EXERCISE = Are you able to quote each entry exactly as written?

RECORDS TO PROCESS =
* START *
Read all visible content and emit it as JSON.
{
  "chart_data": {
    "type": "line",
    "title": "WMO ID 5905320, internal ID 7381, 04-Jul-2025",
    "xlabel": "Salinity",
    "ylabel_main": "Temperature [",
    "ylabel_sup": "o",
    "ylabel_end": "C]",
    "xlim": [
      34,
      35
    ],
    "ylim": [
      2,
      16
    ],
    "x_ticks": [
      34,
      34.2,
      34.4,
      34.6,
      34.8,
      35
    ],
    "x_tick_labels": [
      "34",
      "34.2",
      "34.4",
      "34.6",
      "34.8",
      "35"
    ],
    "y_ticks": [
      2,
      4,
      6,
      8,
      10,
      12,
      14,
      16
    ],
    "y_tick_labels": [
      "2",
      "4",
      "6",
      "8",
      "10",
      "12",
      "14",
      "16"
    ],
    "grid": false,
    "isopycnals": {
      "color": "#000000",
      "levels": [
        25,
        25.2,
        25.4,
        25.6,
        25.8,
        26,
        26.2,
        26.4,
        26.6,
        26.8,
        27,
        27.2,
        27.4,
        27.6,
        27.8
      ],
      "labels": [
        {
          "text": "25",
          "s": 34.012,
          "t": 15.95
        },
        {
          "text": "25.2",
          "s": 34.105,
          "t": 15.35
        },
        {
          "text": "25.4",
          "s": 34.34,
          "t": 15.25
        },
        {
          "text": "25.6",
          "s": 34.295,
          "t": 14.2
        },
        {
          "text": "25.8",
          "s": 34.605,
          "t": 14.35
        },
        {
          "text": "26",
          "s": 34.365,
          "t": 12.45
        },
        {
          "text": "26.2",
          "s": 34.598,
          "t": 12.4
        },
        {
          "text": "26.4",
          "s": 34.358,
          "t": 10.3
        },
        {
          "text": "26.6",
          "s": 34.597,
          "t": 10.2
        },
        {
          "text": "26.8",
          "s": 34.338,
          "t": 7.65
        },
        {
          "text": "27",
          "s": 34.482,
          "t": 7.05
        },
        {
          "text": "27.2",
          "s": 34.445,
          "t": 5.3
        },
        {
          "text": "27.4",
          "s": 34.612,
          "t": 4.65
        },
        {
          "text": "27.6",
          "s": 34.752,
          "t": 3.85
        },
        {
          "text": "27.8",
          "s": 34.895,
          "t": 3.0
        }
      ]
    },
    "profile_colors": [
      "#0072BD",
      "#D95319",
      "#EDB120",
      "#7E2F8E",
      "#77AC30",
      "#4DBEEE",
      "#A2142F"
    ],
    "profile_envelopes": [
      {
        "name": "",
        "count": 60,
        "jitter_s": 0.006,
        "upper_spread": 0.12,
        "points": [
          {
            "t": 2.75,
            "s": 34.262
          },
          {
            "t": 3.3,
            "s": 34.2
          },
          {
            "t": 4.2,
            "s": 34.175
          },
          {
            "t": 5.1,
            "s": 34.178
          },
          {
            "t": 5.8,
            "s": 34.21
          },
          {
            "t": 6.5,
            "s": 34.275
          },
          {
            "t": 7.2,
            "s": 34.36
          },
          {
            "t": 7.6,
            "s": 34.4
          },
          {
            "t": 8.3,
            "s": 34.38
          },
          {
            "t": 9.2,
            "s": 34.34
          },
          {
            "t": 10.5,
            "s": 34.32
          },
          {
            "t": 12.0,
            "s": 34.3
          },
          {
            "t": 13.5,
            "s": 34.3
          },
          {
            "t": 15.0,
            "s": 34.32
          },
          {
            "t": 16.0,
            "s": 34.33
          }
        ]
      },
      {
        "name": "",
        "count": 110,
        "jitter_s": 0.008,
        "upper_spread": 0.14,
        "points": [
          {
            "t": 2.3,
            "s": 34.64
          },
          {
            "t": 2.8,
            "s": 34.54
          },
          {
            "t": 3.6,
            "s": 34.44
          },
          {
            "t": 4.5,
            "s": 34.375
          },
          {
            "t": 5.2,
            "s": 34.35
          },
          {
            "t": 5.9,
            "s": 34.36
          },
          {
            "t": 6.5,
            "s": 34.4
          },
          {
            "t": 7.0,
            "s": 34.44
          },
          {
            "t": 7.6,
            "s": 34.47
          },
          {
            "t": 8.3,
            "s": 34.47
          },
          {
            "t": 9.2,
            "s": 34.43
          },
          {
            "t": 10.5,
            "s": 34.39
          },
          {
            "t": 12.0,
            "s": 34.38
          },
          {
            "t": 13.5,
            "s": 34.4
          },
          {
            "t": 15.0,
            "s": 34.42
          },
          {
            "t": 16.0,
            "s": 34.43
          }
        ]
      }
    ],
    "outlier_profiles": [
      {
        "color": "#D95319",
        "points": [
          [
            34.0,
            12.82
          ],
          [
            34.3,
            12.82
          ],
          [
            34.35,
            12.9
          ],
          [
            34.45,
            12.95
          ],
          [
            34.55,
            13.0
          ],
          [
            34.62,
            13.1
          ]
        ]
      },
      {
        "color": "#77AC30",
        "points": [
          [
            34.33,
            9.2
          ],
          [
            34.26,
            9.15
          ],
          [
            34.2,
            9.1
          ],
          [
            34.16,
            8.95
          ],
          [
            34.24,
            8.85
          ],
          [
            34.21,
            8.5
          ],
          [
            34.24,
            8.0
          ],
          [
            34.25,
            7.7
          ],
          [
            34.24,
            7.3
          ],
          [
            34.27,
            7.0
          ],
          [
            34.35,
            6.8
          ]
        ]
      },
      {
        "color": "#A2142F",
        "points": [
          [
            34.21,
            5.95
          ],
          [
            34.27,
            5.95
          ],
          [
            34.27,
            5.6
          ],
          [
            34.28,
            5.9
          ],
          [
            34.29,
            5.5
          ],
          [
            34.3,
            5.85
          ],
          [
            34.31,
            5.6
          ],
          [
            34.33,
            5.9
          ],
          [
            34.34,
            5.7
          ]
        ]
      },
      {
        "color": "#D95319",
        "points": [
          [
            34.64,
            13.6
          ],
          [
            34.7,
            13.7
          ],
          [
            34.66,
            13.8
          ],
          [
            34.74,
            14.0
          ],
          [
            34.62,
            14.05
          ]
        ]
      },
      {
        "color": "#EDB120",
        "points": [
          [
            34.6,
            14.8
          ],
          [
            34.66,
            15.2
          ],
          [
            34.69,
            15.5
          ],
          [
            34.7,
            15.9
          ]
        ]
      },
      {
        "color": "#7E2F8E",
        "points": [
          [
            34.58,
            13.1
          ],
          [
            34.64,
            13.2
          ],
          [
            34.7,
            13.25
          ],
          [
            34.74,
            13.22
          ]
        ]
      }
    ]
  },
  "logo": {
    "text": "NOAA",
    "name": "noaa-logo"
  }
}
* END *
FULL OUTPUT =
Read all visible content and emit it as JSON.
{
  "chart_data": {
    "type": "line",
    "title": "WMO ID 5905320, internal ID 7381, 04-Jul-2025",
    "xlabel": "Salinity",
    "ylabel_main": "Temperature [",
    "ylabel_sup": "o",
    "ylabel_end": "C]",
    "xlim": [
      34,
      35
    ],
    "ylim": [
      2,
      16
    ],
    "x_ticks": [
      34,
      34.2,
      34.4,
      34.6,
      34.8,
      35
    ],
    "x_tick_labels": [
      "34",
      "34.2",
      "34.4",
      "34.6",
      "34.8",
      "35"
    ],
    "y_ticks": [
      2,
      4,
      6,
      8,
      10,
      12,
      14,
      16
    ],
    "y_tick_labels": [
      "2",
      "4",
      "6",
      "8",
      "10",
      "12",
      "14",
      "16"
    ],
    "grid": false,
    "isopycnals": {
      "color": "#000000",
      "levels": [
        25,
        25.2,
        25.4,
        25.6,
        25.8,
        26,
        26.2,
        26.4,
        26.6,
        26.8,
        27,
        27.2,
        27.4,
        27.6,
        27.8
      ],
      "labels": [
        {
          "text": "25",
          "s": 34.012,
          "t": 15.95
        },
        {
          "text": "25.2",
          "s": 34.105,
          "t": 15.35
        },
        {
          "text": "25.4",
          "s": 34.34,
          "t": 15.25
        },
        {
          "text": "25.6",
          "s": 34.295,
          "t": 14.2
        },
        {
          "text": "25.8",
          "s": 34.605,
          "t": 14.35
        },
        {
          "text": "26",
          "s": 34.365,
          "t": 12.45
        },
        {
          "text": "26.2",
          "s": 34.598,
          "t": 12.4
        },
        {
          "text": "26.4",
          "s": 34.358,
          "t": 10.3
        },
        {
          "text": "26.6",
          "s": 34.597,
          "t": 10.2
        },
        {
          "text": "26.8",
          "s": 34.338,
          "t": 7.65
        },
        {
          "text": "27",
          "s": 34.482,
          "t": 7.05
        },
        {
          "text": "27.2",
          "s": 34.445,
          "t": 5.3
        },
        {
          "text": "27.4",
          "s": 34.612,
          "t": 4.65
        },
        {
          "text": "27.6",
          "s": 34.752,
          "t": 3.85
        },
        {
          "text": "27.8",
          "s": 34.895,
          "t": 3.0
        }
      ]
    },
    "profile_colors": [
      "#0072BD",
      "#D95319",
      "#EDB120",
      "#7E2F8E",
      "#77AC30",
      "#4DBEEE",
      "#A2142F"
    ],
    "profile_envelopes": [
      {
        "name": "",
        "count": 60,
        "jitter_s": 0.006,
        "upper_spread": 0.12,
        "points": [
          {
            "t": 2.75,
            "s": 34.262
          },
          {
            "t": 3.3,
            "s": 34.2
          },
          {
            "t": 4.2,
            "s": 34.175
          },
          {
            "t": 5.1,
            "s": 34.178
          },
          {
            "t": 5.8,
            "s": 34.21
          },
          {
            "t": 6.5,
            "s": 34.275
          },
          {
            "t": 7.2,
            "s": 34.36
          },
          {
            "t": 7.6,
            "s": 34.4
          },
          {
            "t": 8.3,
            "s": 34.38
          },
          {
            "t": 9.2,
            "s": 34.34
          },
          {
            "t": 10.5,
            "s": 34.32
          },
          {
            "t": 12.0,
            "s": 34.3
          },
          {
            "t": 13.5,
            "s": 34.3
          },
          {
            "t": 15.0,
            "s": 34.32
          },
          {
            "t": 16.0,
            "s": 34.33
          }
        ]
      },
      {
        "name": "",
        "count": 110,
        "jitter_s": 0.008,
        "upper_spread": 0.14,
        "points": [
          {
            "t": 2.3,
            "s": 34.64
          },
          {
            "t": 2.8,
            "s": 34.54
          },
          {
            "t": 3.6,
            "s": 34.44
          },
          {
            "t": 4.5,
            "s": 34.375
          },
          {
            "t": 5.2,
            "s": 34.35
          },
          {
            "t": 5.9,
            "s": 34.36
          },
          {
            "t": 6.5,
            "s": 34.4
          },
          {
            "t": 7.0,
            "s": 34.44
          },
          {
            "t": 7.6,
            "s": 34.47
          },
          {
            "t": 8.3,
            "s": 34.47
          },
          {
            "t": 9.2,
            "s": 34.43
          },
          {
            "t": 10.5,
            "s": 34.39
          },
          {
            "t": 12.0,
            "s": 34.38
          },
          {
            "t": 13.5,
            "s": 34.4
          },
          {
            "t": 15.0,
            "s": 34.42
          },
          {
            "t": 16.0,
            "s": 34.43
          }
        ]
      }
    ],
    "outlier_profiles": [
      {
        "color": "#D95319",
        "points": [
          [
            34.0,
            12.82
          ],
          [
            34.3,
            12.82
          ],
          [
            34.35,
            12.9
          ],
          [
            34.45,
            12.95
          ],
          [
            34.55,
            13.0
          ],
          [
            34.62,
            13.1
          ]
        ]
      },
      {
        "color": "#77AC30",
        "points": [
          [
            34.33,
            9.2
          ],
          [
            34.26,
            9.15
          ],
          [
            34.2,
            9.1
          ],
          [
            34.16,
            8.95
          ],
          [
            34.24,
            8.85
          ],
          [
            34.21,
            8.5
          ],
          [
            34.24,
            8.0
          ],
          [
            34.25,
            7.7
          ],
          [
            34.24,
            7.3
          ],
          [
            34.27,
            7.0
          ],
          [
            34.35,
            6.8
          ]
        ]
      },
      {
        "color": "#A2142F",
        "points": [
          [
            34.21,
            5.95
          ],
          [
            34.27,
            5.95
          ],
          [
            34.27,
            5.6
          ],
          [
            34.28,
            5.9
          ],
          [
            34.29,
            5.5
          ],
          [
            34.3,
            5.85
          ],
          [
            34.31,
            5.6
          ],
          [
            34.33,
            5.9
          ],
          [
            34.34,
            5.7
          ]
        ]
      },
      {
        "color": "#D95319",
        "points": [
          [
            34.64,
            13.6
          ],
          [
            34.7,
            13.7
          ],
          [
            34.66,
            13.8
          ],
          [
            34.74,
            14.0
          ],
          [
            34.62,
            14.05
          ]
        ]
      },
      {
        "color": "#EDB120",
        "points": [
          [
            34.6,
            14.8
          ],
          [
            34.66,
            15.2
          ],
          [
            34.69,
            15.5
          ],
          [
            34.7,
            15.9
          ]
        ]
      },
      {
        "color": "#7E2F8E",
        "points": [
          [
            34.58,
            13.1
          ],
          [
            34.64,
            13.2
          ],
          [
            34.7,
            13.25
          ],
          [
            34.74,
            13.22
          ]
        ]
      }
    ]
  },
  "logo": {
    "text": "NOAA",
    "name": "noaa-logo"
  }
}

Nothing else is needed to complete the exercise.